Records for this task:
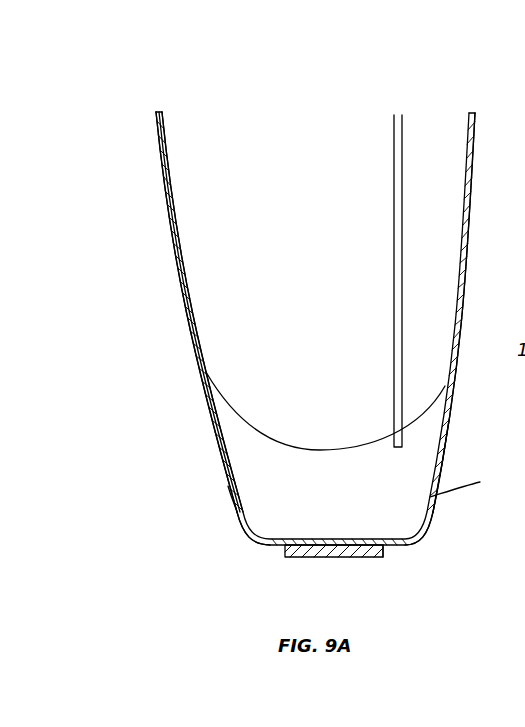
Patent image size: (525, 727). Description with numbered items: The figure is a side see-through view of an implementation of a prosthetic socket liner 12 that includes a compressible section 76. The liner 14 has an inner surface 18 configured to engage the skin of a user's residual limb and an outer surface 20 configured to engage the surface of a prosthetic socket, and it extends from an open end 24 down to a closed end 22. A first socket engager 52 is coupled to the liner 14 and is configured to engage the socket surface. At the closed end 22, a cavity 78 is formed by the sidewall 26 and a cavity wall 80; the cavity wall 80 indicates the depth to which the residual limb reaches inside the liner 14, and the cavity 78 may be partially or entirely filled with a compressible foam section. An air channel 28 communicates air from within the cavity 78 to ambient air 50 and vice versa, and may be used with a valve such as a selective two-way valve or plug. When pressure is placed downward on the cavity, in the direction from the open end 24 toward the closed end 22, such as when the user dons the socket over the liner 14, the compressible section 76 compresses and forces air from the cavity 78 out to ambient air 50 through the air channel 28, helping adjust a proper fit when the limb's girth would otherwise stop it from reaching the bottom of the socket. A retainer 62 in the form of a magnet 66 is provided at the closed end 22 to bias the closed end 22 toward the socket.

The prosthetic socket liner 12 is at (140, 228).
The liner 14 is at (158, 142).
The inner surface 18 is at (183, 278).
The outer surface 20 is at (182, 302).
The closed end 22 is at (234, 522).
The open end 24 is at (478, 123).
The sidewall 26 is at (170, 193).
The air channel 28 is at (394, 230).
The ambient air 50 is at (352, 80).
The first socket engager 52 is at (238, 498).
The retainer 62 is at (285, 556).
The magnet 66 is at (383, 548).
The compressible section 76 is at (442, 462).
The cavity 78 is at (408, 518).
The cavity wall 80 is at (305, 452).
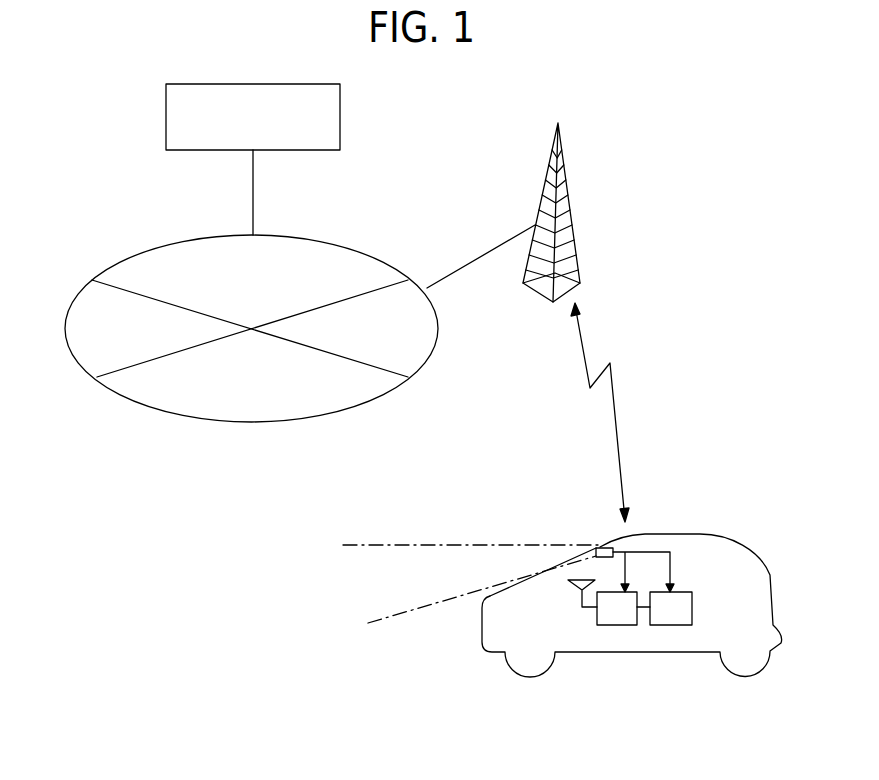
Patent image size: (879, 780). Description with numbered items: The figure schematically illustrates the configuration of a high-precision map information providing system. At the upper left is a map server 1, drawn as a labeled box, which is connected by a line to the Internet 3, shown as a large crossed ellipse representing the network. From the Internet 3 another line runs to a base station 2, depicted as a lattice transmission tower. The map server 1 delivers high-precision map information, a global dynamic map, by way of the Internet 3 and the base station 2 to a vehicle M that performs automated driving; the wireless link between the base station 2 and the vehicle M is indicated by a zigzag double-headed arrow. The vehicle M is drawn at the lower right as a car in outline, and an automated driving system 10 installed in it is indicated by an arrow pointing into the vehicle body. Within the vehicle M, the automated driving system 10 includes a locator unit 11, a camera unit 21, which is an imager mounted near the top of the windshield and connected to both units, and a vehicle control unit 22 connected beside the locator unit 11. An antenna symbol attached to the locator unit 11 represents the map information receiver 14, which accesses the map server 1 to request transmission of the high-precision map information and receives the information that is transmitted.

What is asked: Write out all the records above again, with "Description with numbered items" swapped for "Numbered description" wherever it occurs and everything else left unchanged. Omit the pictures from your answer.

The completed task:
Patent image size: (525, 727). Numbered description: The figure is a side see-through view of an implementation of a prosthetic socket liner 12 that includes a compressible section 76. The liner 14 has an inner surface 18 configured to engage the skin of a user's residual limb and an outer surface 20 configured to engage the surface of a prosthetic socket, and it extends from an open end 24 down to a closed end 22. A first socket engager 52 is coupled to the liner 14 and is configured to engage the socket surface. At the closed end 22, a cavity 78 is formed by the sidewall 26 and a cavity wall 80; the cavity wall 80 indicates the depth to which the residual limb reaches inside the liner 14, and the cavity 78 may be partially or entirely filled with a compressible foam section. An air channel 28 communicates air from within the cavity 78 to ambient air 50 and vice versa, and may be used with a valve such as a selective two-way valve or plug. When pressure is placed downward on the cavity, in the direction from the open end 24 toward the closed end 22, such as when the user dons the socket over the liner 14, the compressible section 76 compresses and forces air from the cavity 78 out to ambient air 50 through the air channel 28, helping adjust a proper fit when the limb's girth would otherwise stop it from reaching the bottom of the socket. A retainer 62 in the form of a magnet 66 is provided at the closed end 22 to bias the closed end 22 toward the socket.

The prosthetic socket liner 12 is at (140, 228).
The liner 14 is at (158, 142).
The inner surface 18 is at (183, 278).
The outer surface 20 is at (182, 302).
The closed end 22 is at (234, 522).
The open end 24 is at (478, 123).
The sidewall 26 is at (170, 193).
The air channel 28 is at (394, 230).
The ambient air 50 is at (352, 80).
The first socket engager 52 is at (238, 498).
The retainer 62 is at (285, 556).
The magnet 66 is at (383, 548).
The compressible section 76 is at (442, 462).
The cavity 78 is at (408, 518).
The cavity wall 80 is at (305, 452).
Patent image size: (879, 780). Numbered description: The figure schematically illustrates the configuration of a high-precision map information providing system. At the upper left is a map server 1, drawn as a labeled box, which is connected by a line to the Internet 3, shown as a large crossed ellipse representing the network. From the Internet 3 another line runs to a base station 2, depicted as a lattice transmission tower. The map server 1 delivers high-precision map information, a global dynamic map, by way of the Internet 3 and the base station 2 to a vehicle M that performs automated driving; the wireless link between the base station 2 and the vehicle M is indicated by a zigzag double-headed arrow. The vehicle M is drawn at the lower right as a car in outline, and an automated driving system 10 installed in it is indicated by an arrow pointing into the vehicle body. Within the vehicle M, the automated driving system 10 includes a locator unit 11, a camera unit 21, which is an imager mounted near the top of the windshield and connected to both units, and a vehicle control unit 22 connected beside the locator unit 11. An antenna symbol attached to the locator unit 11 represents the map information receiver 14, which accesses the map server 1 to request transmission of the high-precision map information and receives the information that is transmitted.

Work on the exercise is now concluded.